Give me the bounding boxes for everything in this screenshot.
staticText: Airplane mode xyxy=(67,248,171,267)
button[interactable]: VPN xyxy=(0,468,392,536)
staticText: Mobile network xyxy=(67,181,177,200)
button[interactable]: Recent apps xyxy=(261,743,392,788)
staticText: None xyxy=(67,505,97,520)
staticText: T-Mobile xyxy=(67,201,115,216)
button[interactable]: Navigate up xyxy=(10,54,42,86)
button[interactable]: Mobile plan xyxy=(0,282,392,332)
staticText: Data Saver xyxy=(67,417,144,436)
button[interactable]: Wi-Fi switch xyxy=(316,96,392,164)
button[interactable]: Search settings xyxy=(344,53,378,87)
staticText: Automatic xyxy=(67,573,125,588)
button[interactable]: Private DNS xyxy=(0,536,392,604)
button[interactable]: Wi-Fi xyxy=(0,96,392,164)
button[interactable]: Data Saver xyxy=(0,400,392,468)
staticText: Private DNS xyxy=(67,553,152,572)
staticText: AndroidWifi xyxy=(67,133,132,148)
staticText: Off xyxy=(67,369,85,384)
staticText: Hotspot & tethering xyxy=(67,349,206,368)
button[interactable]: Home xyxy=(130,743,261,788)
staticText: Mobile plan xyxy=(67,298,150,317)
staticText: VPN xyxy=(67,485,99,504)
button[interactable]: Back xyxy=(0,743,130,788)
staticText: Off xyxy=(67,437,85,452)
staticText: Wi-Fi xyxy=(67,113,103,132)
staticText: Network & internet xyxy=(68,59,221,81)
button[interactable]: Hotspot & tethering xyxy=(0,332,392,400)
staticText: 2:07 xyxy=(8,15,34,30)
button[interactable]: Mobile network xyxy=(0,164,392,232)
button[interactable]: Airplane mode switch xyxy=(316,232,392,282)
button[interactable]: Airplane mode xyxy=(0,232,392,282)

++++++++

Copy the data word for word, from its first line through the line that contains "staticText: Data Saver xyxy=(67,417,144,436)".

» EXERCISE RESPONSE
Give me the bounding boxes for everything in this screenshot.
staticText: Airplane mode xyxy=(67,248,171,267)
button[interactable]: VPN xyxy=(0,468,392,536)
staticText: Mobile network xyxy=(67,181,177,200)
button[interactable]: Recent apps xyxy=(261,743,392,788)
staticText: None xyxy=(67,505,97,520)
staticText: T-Mobile xyxy=(67,201,115,216)
button[interactable]: Navigate up xyxy=(10,54,42,86)
button[interactable]: Mobile plan xyxy=(0,282,392,332)
staticText: Data Saver xyxy=(67,417,144,436)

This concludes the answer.